Your task is to print every entry below exactly as given.

-- START Excerpted records --

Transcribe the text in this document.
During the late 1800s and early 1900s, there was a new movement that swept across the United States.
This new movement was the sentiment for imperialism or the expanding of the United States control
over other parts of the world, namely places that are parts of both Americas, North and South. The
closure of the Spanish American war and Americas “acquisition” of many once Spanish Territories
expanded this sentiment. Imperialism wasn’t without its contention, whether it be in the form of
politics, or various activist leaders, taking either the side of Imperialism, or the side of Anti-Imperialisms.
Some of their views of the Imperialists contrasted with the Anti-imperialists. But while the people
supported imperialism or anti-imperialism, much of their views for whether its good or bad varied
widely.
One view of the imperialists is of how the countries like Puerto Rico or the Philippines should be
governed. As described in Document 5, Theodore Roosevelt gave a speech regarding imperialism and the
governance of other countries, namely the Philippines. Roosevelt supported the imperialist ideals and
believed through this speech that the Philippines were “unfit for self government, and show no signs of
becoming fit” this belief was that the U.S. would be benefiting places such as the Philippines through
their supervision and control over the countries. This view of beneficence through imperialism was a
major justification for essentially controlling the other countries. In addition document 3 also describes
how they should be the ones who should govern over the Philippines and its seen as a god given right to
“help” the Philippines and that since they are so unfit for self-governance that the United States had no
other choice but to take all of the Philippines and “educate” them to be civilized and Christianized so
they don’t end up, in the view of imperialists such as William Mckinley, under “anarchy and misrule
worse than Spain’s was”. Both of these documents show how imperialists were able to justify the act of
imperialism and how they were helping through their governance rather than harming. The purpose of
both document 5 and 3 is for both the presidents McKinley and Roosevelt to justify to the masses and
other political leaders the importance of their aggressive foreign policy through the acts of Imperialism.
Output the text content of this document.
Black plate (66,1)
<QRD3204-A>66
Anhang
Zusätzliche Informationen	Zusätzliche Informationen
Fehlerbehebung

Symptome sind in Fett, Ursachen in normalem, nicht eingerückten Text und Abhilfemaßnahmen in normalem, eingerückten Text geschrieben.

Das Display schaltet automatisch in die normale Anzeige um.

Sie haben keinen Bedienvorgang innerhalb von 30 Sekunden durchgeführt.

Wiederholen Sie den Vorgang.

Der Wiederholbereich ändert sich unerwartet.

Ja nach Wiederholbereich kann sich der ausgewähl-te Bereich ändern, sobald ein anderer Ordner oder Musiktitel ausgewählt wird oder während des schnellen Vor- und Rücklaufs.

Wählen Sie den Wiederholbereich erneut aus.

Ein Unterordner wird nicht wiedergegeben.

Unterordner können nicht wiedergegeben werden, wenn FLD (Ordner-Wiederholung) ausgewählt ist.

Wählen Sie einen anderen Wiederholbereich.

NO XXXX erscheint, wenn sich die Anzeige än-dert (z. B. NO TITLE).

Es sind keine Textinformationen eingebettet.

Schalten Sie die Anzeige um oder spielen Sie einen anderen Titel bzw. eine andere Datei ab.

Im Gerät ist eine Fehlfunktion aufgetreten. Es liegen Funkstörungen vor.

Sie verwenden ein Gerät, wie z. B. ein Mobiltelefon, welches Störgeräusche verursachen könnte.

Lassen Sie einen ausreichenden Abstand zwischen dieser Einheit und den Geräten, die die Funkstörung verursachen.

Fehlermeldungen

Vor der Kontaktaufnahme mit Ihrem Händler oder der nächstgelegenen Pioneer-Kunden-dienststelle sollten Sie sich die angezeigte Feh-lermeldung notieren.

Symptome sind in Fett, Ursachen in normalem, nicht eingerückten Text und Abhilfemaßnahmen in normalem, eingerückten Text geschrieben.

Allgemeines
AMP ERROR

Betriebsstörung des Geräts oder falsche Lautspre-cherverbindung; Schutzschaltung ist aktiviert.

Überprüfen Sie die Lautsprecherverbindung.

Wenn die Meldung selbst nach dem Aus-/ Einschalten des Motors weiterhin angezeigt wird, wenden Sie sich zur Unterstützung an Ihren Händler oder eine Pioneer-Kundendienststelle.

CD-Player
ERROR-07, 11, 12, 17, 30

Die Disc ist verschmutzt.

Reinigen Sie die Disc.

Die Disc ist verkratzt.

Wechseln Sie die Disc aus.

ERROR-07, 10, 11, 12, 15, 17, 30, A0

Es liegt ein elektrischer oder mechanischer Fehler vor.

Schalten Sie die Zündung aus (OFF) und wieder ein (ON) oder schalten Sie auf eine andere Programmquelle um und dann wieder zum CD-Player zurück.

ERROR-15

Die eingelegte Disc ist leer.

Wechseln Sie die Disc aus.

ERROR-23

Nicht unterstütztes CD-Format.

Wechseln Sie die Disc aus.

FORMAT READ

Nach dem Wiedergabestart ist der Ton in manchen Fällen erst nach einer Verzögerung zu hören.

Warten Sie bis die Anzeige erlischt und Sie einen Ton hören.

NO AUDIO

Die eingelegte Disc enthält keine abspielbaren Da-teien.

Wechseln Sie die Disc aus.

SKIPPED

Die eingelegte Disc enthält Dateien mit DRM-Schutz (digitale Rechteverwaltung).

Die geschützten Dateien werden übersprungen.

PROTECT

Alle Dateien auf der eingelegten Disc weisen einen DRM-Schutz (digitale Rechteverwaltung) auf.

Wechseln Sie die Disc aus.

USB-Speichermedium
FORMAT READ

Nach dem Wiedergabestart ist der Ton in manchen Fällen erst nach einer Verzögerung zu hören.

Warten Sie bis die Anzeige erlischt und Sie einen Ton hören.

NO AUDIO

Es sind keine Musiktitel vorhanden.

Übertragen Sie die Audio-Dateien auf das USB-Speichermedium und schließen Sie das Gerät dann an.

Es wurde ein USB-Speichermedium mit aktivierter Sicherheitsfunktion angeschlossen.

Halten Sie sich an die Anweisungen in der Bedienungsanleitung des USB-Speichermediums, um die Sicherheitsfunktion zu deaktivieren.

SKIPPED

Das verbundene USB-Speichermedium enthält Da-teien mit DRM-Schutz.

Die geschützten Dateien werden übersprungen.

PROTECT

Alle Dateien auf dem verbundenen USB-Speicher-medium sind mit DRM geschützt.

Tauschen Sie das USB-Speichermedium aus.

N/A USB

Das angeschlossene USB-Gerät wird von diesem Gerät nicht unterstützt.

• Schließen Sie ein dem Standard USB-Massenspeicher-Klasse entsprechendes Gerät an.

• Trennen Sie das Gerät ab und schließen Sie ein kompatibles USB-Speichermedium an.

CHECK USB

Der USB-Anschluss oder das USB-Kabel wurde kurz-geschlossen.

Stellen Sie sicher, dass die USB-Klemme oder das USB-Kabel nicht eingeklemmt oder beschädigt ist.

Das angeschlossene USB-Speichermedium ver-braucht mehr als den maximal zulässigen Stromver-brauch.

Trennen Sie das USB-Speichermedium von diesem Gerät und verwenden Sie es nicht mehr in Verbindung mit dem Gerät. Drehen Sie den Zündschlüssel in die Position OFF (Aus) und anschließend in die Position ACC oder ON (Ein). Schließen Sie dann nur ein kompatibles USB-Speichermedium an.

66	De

-- END Excerpted records --

**The reply:**
Transcribe the text in this document.
During the late 1800s and early 1900s, there was a new movement that swept across the United States.
This new movement was the sentiment for imperialism or the expanding of the United States control
over other parts of the world, namely places that are parts of both Americas, North and South. The
closure of the Spanish American war and Americas “acquisition” of many once Spanish Territories
expanded this sentiment. Imperialism wasn’t without its contention, whether it be in the form of
politics, or various activist leaders, taking either the side of Imperialism, or the side of Anti-Imperialisms.
Some of their views of the Imperialists contrasted with the Anti-imperialists. But while the people
supported imperialism or anti-imperialism, much of their views for whether its good or bad varied
widely.
One view of the imperialists is of how the countries like Puerto Rico or the Philippines should be
governed. As described in Document 5, Theodore Roosevelt gave a speech regarding imperialism and the
governance of other countries, namely the Philippines. Roosevelt supported the imperialist ideals and
believed through this speech that the Philippines were “unfit for self government, and show no signs of
becoming fit” this belief was that the U.S. would be benefiting places such as the Philippines through
their supervision and control over the countries. This view of beneficence through imperialism was a
major justification for essentially controlling the other countries. In addition document 3 also describes
how they should be the ones who should govern over the Philippines and its seen as a god given right to
“help” the Philippines and that since they are so unfit for self-governance that the United States had no
other choice but to take all of the Philippines and “educate” them to be civilized and Christianized so
they don’t end up, in the view of imperialists such as William Mckinley, under “anarchy and misrule
worse than Spain’s was”. Both of these documents show how imperialists were able to justify the act of
imperialism and how they were helping through their governance rather than harming. The purpose of
both document 5 and 3 is for both the presidents McKinley and Roosevelt to justify to the masses and
other political leaders the importance of their aggressive foreign policy through the acts of Imperialism.
Output the text content of this document.
Black plate (66,1)
<QRD3204-A>66
Anhang
Zusätzliche Informationen	Zusätzliche Informationen
Fehlerbehebung

Symptome sind in Fett, Ursachen in normalem, nicht eingerückten Text und Abhilfemaßnahmen in normalem, eingerückten Text geschrieben.

Das Display schaltet automatisch in die normale Anzeige um.

Sie haben keinen Bedienvorgang innerhalb von 30 Sekunden durchgeführt.

Wiederholen Sie den Vorgang.

Der Wiederholbereich ändert sich unerwartet.

Ja nach Wiederholbereich kann sich der ausgewähl-te Bereich ändern, sobald ein anderer Ordner oder Musiktitel ausgewählt wird oder während des schnellen Vor- und Rücklaufs.

Wählen Sie den Wiederholbereich erneut aus.

Ein Unterordner wird nicht wiedergegeben.

Unterordner können nicht wiedergegeben werden, wenn FLD (Ordner-Wiederholung) ausgewählt ist.

Wählen Sie einen anderen Wiederholbereich.

NO XXXX erscheint, wenn sich die Anzeige än-dert (z. B. NO TITLE).

Es sind keine Textinformationen eingebettet.

Schalten Sie die Anzeige um oder spielen Sie einen anderen Titel bzw. eine andere Datei ab.

Im Gerät ist eine Fehlfunktion aufgetreten. Es liegen Funkstörungen vor.

Sie verwenden ein Gerät, wie z. B. ein Mobiltelefon, welches Störgeräusche verursachen könnte.

Lassen Sie einen ausreichenden Abstand zwischen dieser Einheit und den Geräten, die die Funkstörung verursachen.

Fehlermeldungen

Vor der Kontaktaufnahme mit Ihrem Händler oder der nächstgelegenen Pioneer-Kunden-dienststelle sollten Sie sich die angezeigte Feh-lermeldung notieren.

Symptome sind in Fett, Ursachen in normalem, nicht eingerückten Text und Abhilfemaßnahmen in normalem, eingerückten Text geschrieben.

Allgemeines
AMP ERROR

Betriebsstörung des Geräts oder falsche Lautspre-cherverbindung; Schutzschaltung ist aktiviert.

Überprüfen Sie die Lautsprecherverbindung.

Wenn die Meldung selbst nach dem Aus-/ Einschalten des Motors weiterhin angezeigt wird, wenden Sie sich zur Unterstützung an Ihren Händler oder eine Pioneer-Kundendienststelle.

CD-Player
ERROR-07, 11, 12, 17, 30

Die Disc ist verschmutzt.

Reinigen Sie die Disc.

Die Disc ist verkratzt.

Wechseln Sie die Disc aus.

ERROR-07, 10, 11, 12, 15, 17, 30, A0

Es liegt ein elektrischer oder mechanischer Fehler vor.

Schalten Sie die Zündung aus (OFF) und wieder ein (ON) oder schalten Sie auf eine andere Programmquelle um und dann wieder zum CD-Player zurück.

ERROR-15

Die eingelegte Disc ist leer.

Wechseln Sie die Disc aus.

ERROR-23

Nicht unterstütztes CD-Format.

Wechseln Sie die Disc aus.

FORMAT READ

Nach dem Wiedergabestart ist der Ton in manchen Fällen erst nach einer Verzögerung zu hören.

Warten Sie bis die Anzeige erlischt und Sie einen Ton hören.

NO AUDIO

Die eingelegte Disc enthält keine abspielbaren Da-teien.

Wechseln Sie die Disc aus.

SKIPPED

Die eingelegte Disc enthält Dateien mit DRM-Schutz (digitale Rechteverwaltung).

Die geschützten Dateien werden übersprungen.

PROTECT

Alle Dateien auf der eingelegten Disc weisen einen DRM-Schutz (digitale Rechteverwaltung) auf.

Wechseln Sie die Disc aus.

USB-Speichermedium
FORMAT READ

Nach dem Wiedergabestart ist der Ton in manchen Fällen erst nach einer Verzögerung zu hören.

Warten Sie bis die Anzeige erlischt und Sie einen Ton hören.

NO AUDIO

Es sind keine Musiktitel vorhanden.

Übertragen Sie die Audio-Dateien auf das USB-Speichermedium und schließen Sie das Gerät dann an.

Es wurde ein USB-Speichermedium mit aktivierter Sicherheitsfunktion angeschlossen.

Halten Sie sich an die Anweisungen in der Bedienungsanleitung des USB-Speichermediums, um die Sicherheitsfunktion zu deaktivieren.

SKIPPED

Das verbundene USB-Speichermedium enthält Da-teien mit DRM-Schutz.

Die geschützten Dateien werden übersprungen.

PROTECT

Alle Dateien auf dem verbundenen USB-Speicher-medium sind mit DRM geschützt.

Tauschen Sie das USB-Speichermedium aus.

N/A USB

Das angeschlossene USB-Gerät wird von diesem Gerät nicht unterstützt.

• Schließen Sie ein dem Standard USB-Massenspeicher-Klasse entsprechendes Gerät an.

• Trennen Sie das Gerät ab und schließen Sie ein kompatibles USB-Speichermedium an.

CHECK USB

Der USB-Anschluss oder das USB-Kabel wurde kurz-geschlossen.

Stellen Sie sicher, dass die USB-Klemme oder das USB-Kabel nicht eingeklemmt oder beschädigt ist.

Das angeschlossene USB-Speichermedium ver-braucht mehr als den maximal zulässigen Stromver-brauch.

Trennen Sie das USB-Speichermedium von diesem Gerät und verwenden Sie es nicht mehr in Verbindung mit dem Gerät. Drehen Sie den Zündschlüssel in die Position OFF (Aus) und anschließend in die Position ACC oder ON (Ein). Schließen Sie dann nur ein kompatibles USB-Speichermedium an.

66	De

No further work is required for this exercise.